(To do) In the items below, set out as a numbered list the lines between the one containing "834, 1626, 858]" and the one containing "transform-tool-icon[interactable]: ⛶ bbox=[8, 322, 48, 358]", inclusive, omitting any blank lines.

(Materials provided)

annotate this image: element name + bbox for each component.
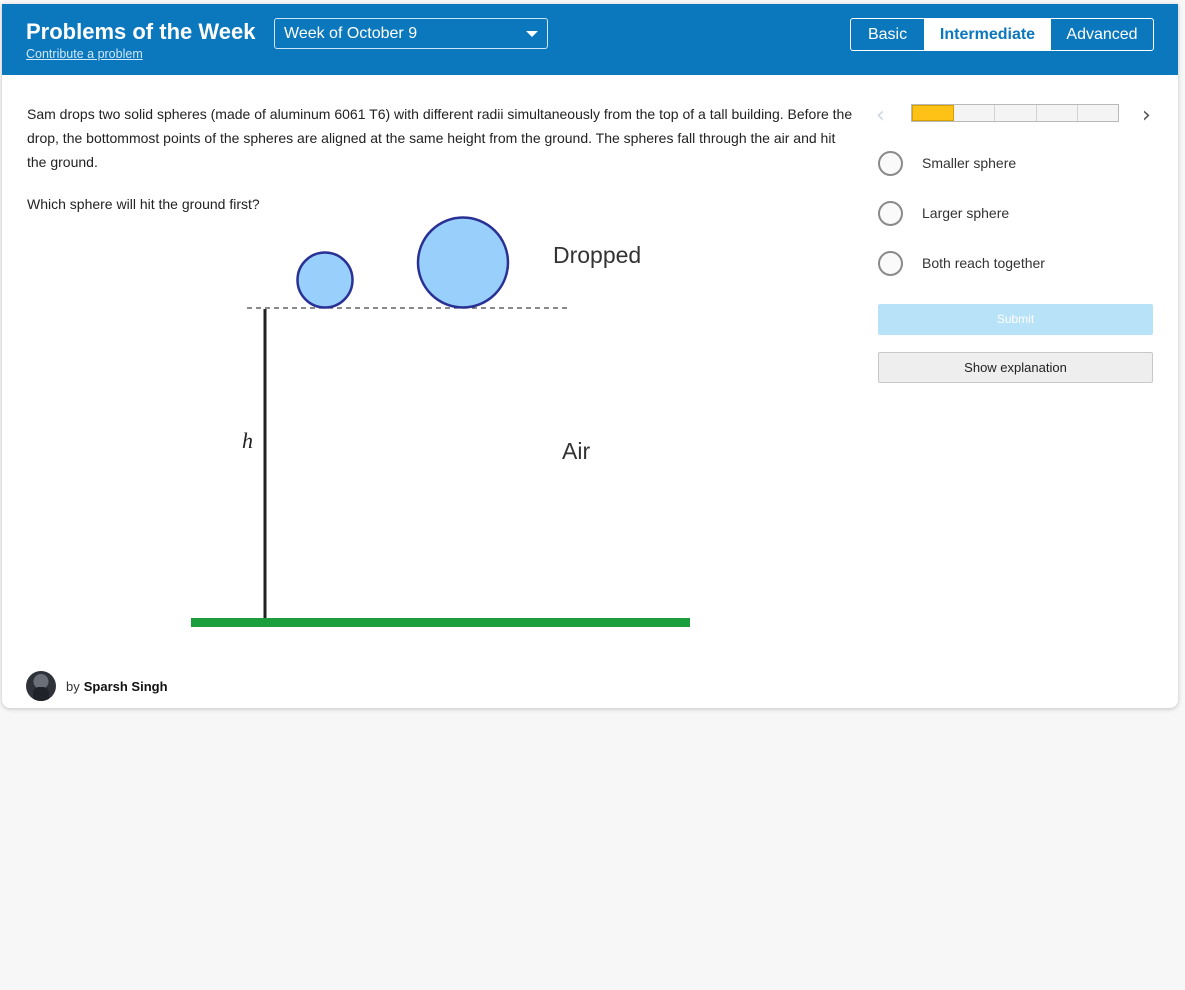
radio-button[interactable]	[878, 250, 903, 276]
progress-segment	[1078, 105, 1118, 121]
option-both-together[interactable]: Both reach together	[878, 249, 1045, 277]
option-label: Larger sphere	[922, 205, 1010, 221]
submit-button[interactable]: Submit	[878, 304, 1153, 335]
progress-bar	[911, 104, 1119, 122]
avatar	[26, 671, 56, 701]
progress-segment	[1037, 105, 1078, 121]
author-by-label: by	[66, 678, 80, 694]
problem-card: Problems of the Week Contribute a proble…	[2, 4, 1178, 708]
author-name[interactable]: Sparsh Singh	[84, 679, 168, 694]
radio-button[interactable]	[878, 200, 903, 226]
level-intermediate-button[interactable]: Intermediate	[924, 19, 1051, 50]
air-label: Air	[562, 438, 590, 464]
radio-button[interactable]	[878, 150, 903, 176]
level-advanced-button[interactable]: Advanced	[1051, 19, 1153, 50]
option-label: Smaller sphere	[922, 155, 1017, 171]
large-sphere	[416, 216, 510, 309]
option-smaller-sphere[interactable]: Smaller sphere	[878, 149, 1016, 177]
progress-segment	[954, 105, 996, 121]
chevron-right-icon[interactable]: ›	[1142, 103, 1151, 128]
small-sphere	[296, 251, 354, 309]
show-explanation-button[interactable]: Show explanation	[878, 352, 1153, 383]
progress-segment	[912, 105, 955, 121]
option-larger-sphere[interactable]: Larger sphere	[878, 199, 1009, 227]
height-label: h	[242, 428, 253, 453]
option-label: Both reach together	[922, 255, 1045, 271]
level-toggle: Basic Intermediate Advanced	[850, 18, 1154, 51]
progress-segment	[995, 105, 1037, 121]
ground	[191, 618, 690, 627]
chevron-left-icon[interactable]: ‹	[876, 103, 885, 128]
falling-spheres-diagram: Dropped Air h	[191, 216, 690, 627]
dropped-label: Dropped	[553, 242, 641, 268]
author-credit: by Sparsh Singh	[26, 670, 168, 702]
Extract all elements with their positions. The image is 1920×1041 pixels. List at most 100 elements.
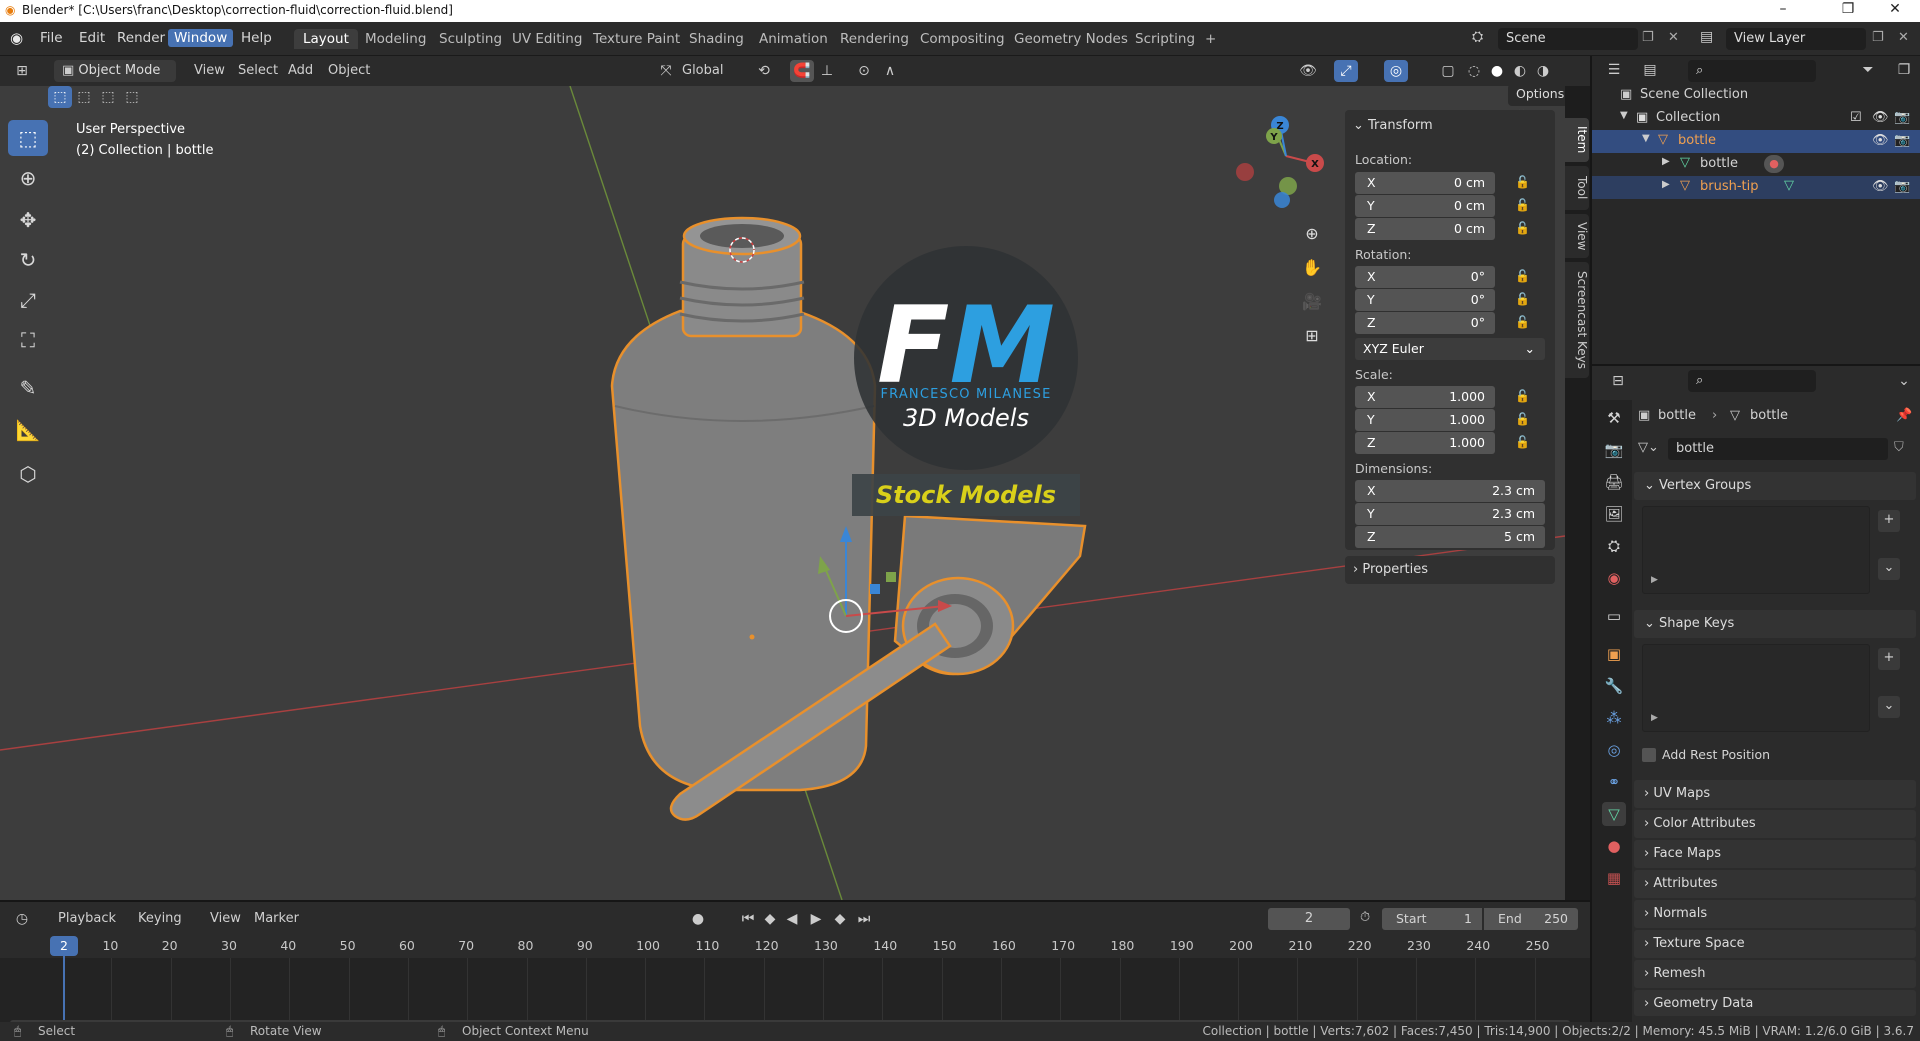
material-properties-icon[interactable]: ● bbox=[1602, 834, 1626, 858]
filter-icon[interactable]: ⏷ bbox=[1856, 59, 1880, 81]
jump-end-icon[interactable]: ⏭ bbox=[852, 908, 876, 930]
transform-tool-icon[interactable]: ⛶ bbox=[8, 322, 48, 358]
uv-maps-section[interactable]: › UV Maps bbox=[1634, 780, 1916, 808]
delete-scene-icon[interactable]: ✕ bbox=[1668, 30, 1679, 45]
geometry-data-section[interactable]: › Geometry Data bbox=[1634, 990, 1916, 1016]
rendered-shading-icon[interactable]: ◑ bbox=[1531, 60, 1555, 82]
world-properties-icon[interactable]: ◉ bbox=[1602, 566, 1626, 590]
outliner-row-brush-tip[interactable]: ▶ ▽ brush-tip ▽ 👁 📷 bbox=[1592, 176, 1920, 199]
expand-arrow-icon[interactable]: ▼ bbox=[1620, 110, 1628, 121]
camera-icon[interactable]: 📷 bbox=[1894, 179, 1910, 194]
tab-item[interactable]: Item bbox=[1565, 118, 1589, 162]
checkbox-icon[interactable]: ☑ bbox=[1850, 110, 1862, 125]
zoom-icon[interactable]: ⊕ bbox=[1298, 220, 1326, 248]
transform-section-header[interactable]: ⌄ Transform bbox=[1353, 118, 1433, 133]
add-shape-key-button[interactable]: + bbox=[1878, 648, 1900, 670]
jump-keyframe-back-icon[interactable]: ◆ bbox=[758, 908, 782, 930]
maximize-button[interactable]: ❐ bbox=[1825, 1, 1871, 17]
object-menu[interactable]: Object bbox=[320, 60, 378, 82]
timeline-track-area[interactable] bbox=[0, 958, 1590, 1028]
mesh-data-name-field[interactable]: bottle bbox=[1668, 438, 1888, 460]
jump-start-icon[interactable]: ⏮ bbox=[736, 908, 760, 930]
outliner-row-scene-collection[interactable]: ▣ Scene Collection bbox=[1592, 84, 1920, 107]
dimensions-x-field[interactable]: X 2.3 cm bbox=[1355, 480, 1545, 502]
new-collection-icon[interactable]: ❐ bbox=[1892, 59, 1916, 81]
select-menu[interactable]: Select bbox=[230, 60, 286, 82]
move-tool-icon[interactable]: ✥ bbox=[8, 202, 48, 238]
modifier-properties-icon[interactable]: 🔧 bbox=[1602, 674, 1626, 698]
menu-edit[interactable]: Edit bbox=[73, 29, 111, 47]
minimize-button[interactable]: – bbox=[1760, 1, 1806, 17]
face-maps-section[interactable]: › Face Maps bbox=[1634, 840, 1916, 868]
tab-tool[interactable]: Tool bbox=[1565, 166, 1589, 210]
shape-keys-list[interactable]: ▶ bbox=[1642, 644, 1870, 732]
end-frame-field[interactable]: End 250 bbox=[1484, 908, 1578, 930]
shape-keys-section[interactable]: ⌄ Shape Keys bbox=[1634, 610, 1916, 638]
properties-editor-icon[interactable]: ⊟ bbox=[1606, 370, 1630, 392]
cursor-tool-icon[interactable]: ⊕ bbox=[8, 160, 48, 196]
tab-uv-editing[interactable]: UV Editing bbox=[503, 29, 591, 49]
add-menu[interactable]: Add bbox=[280, 60, 321, 82]
dimensions-y-field[interactable]: Y 2.3 cm bbox=[1355, 503, 1545, 525]
tab-texture-paint[interactable]: Texture Paint bbox=[584, 29, 689, 49]
add-cube-tool-icon[interactable]: ⬡ bbox=[8, 456, 48, 492]
chevron-down-icon[interactable]: ⌄ bbox=[1878, 558, 1900, 580]
current-frame-field[interactable]: 2 bbox=[1268, 908, 1350, 930]
visibility-icon[interactable]: 👁 bbox=[1296, 60, 1320, 82]
camera-view-icon[interactable]: 🎥 bbox=[1298, 288, 1326, 316]
stopwatch-icon[interactable]: ⏱ bbox=[1360, 910, 1370, 925]
expand-arrow-icon[interactable]: ▶ bbox=[1662, 179, 1670, 190]
select-new-icon[interactable]: ⬚ bbox=[48, 86, 72, 108]
tab-compositing[interactable]: Compositing bbox=[911, 29, 1014, 49]
tab-layout[interactable]: Layout bbox=[294, 29, 358, 49]
vertex-groups-list[interactable]: ▶ bbox=[1642, 506, 1870, 594]
menu-help[interactable]: Help bbox=[235, 29, 278, 47]
vertex-groups-section[interactable]: ⌄ Vertex Groups bbox=[1634, 472, 1916, 500]
start-frame-field[interactable]: Start 1 bbox=[1382, 908, 1482, 930]
texture-properties-icon[interactable]: ▦ bbox=[1602, 866, 1626, 890]
playhead-line[interactable] bbox=[63, 956, 65, 1020]
lock-icon[interactable]: 🔓 bbox=[1515, 435, 1530, 449]
add-workspace-button[interactable]: + bbox=[1196, 29, 1225, 49]
scene-properties-icon[interactable]: ⛭ bbox=[1602, 534, 1626, 558]
outliner-row-collection[interactable]: ▼ ▣ Collection ☑ 👁 📷 bbox=[1592, 107, 1920, 130]
display-mode-icon[interactable]: ▤ bbox=[1638, 59, 1662, 81]
properties-section[interactable]: › Properties bbox=[1345, 556, 1555, 584]
pan-hand-icon[interactable]: ✋ bbox=[1298, 254, 1326, 282]
location-z-field[interactable]: Z0 cm bbox=[1355, 218, 1495, 240]
expand-arrow-icon[interactable]: ▶ bbox=[1662, 156, 1670, 167]
eye-icon[interactable]: 👁 bbox=[1872, 179, 1889, 194]
fake-user-shield-icon[interactable]: ⛉ bbox=[1894, 440, 1904, 455]
lock-icon[interactable]: 🔓 bbox=[1515, 175, 1530, 189]
3d-viewport[interactable]: FM FRANCESCO MILANESE 3D Models Stock Mo… bbox=[0, 86, 1565, 900]
view-menu-timeline[interactable]: View bbox=[202, 908, 249, 930]
menu-file[interactable]: File bbox=[34, 29, 69, 47]
new-view-layer-icon[interactable]: ❐ bbox=[1872, 30, 1884, 45]
physics-properties-icon[interactable]: ◎ bbox=[1602, 738, 1626, 762]
timeline-editor-icon[interactable]: ◷ bbox=[10, 908, 34, 930]
lock-icon[interactable]: 🔓 bbox=[1515, 269, 1530, 283]
play-reverse-icon[interactable]: ◀ bbox=[780, 908, 804, 930]
tab-screencast-keys[interactable]: Screencast Keys bbox=[1565, 262, 1589, 378]
tab-geometry-nodes[interactable]: Geometry Nodes bbox=[1005, 29, 1137, 49]
scale-y-field[interactable]: Y 1.000 bbox=[1355, 409, 1495, 431]
scale-tool-icon[interactable]: ⤢ bbox=[8, 282, 48, 318]
playback-menu[interactable]: Playback bbox=[50, 908, 124, 930]
tab-shading[interactable]: Shading bbox=[680, 29, 753, 49]
chevron-down-icon[interactable]: ⌄ bbox=[1878, 696, 1900, 718]
scene-selector[interactable]: Scene bbox=[1498, 28, 1638, 50]
gizmo-toggle-icon[interactable]: ⤢ bbox=[1334, 60, 1358, 82]
remesh-section[interactable]: › Remesh bbox=[1634, 960, 1916, 988]
output-properties-icon[interactable]: 🖨 bbox=[1602, 470, 1626, 494]
mode-selector[interactable]: ▣ Object Mode bbox=[54, 60, 176, 82]
falloff-icon[interactable]: ∧ bbox=[878, 60, 902, 82]
select-invert-icon[interactable]: ⬚ bbox=[120, 86, 144, 108]
view-layer-properties-icon[interactable]: 🖼 bbox=[1602, 502, 1626, 526]
lock-icon[interactable]: 🔓 bbox=[1515, 221, 1530, 235]
solid-shading-icon[interactable]: ● bbox=[1485, 60, 1509, 82]
outliner-editor-icon[interactable]: ☰ bbox=[1602, 59, 1626, 81]
outliner-row-bottle[interactable]: ▼ ▽ bottle 👁 📷 bbox=[1592, 130, 1920, 153]
tab-modeling[interactable]: Modeling bbox=[356, 29, 435, 49]
tab-rendering[interactable]: Rendering bbox=[831, 29, 918, 49]
view-layer-icon[interactable]: ▤ bbox=[1700, 29, 1713, 45]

(Task response)
1. material-properties-icon[interactable]: ● bbox=[1602, 834, 1626, 858]
2. filter-icon[interactable]: ⏷ bbox=[1856, 59, 1880, 81]
3. jump-end-icon[interactable]: ⏭ bbox=[852, 908, 876, 930]
4. transform-tool-icon[interactable]: ⛶ bbox=[8, 322, 48, 358]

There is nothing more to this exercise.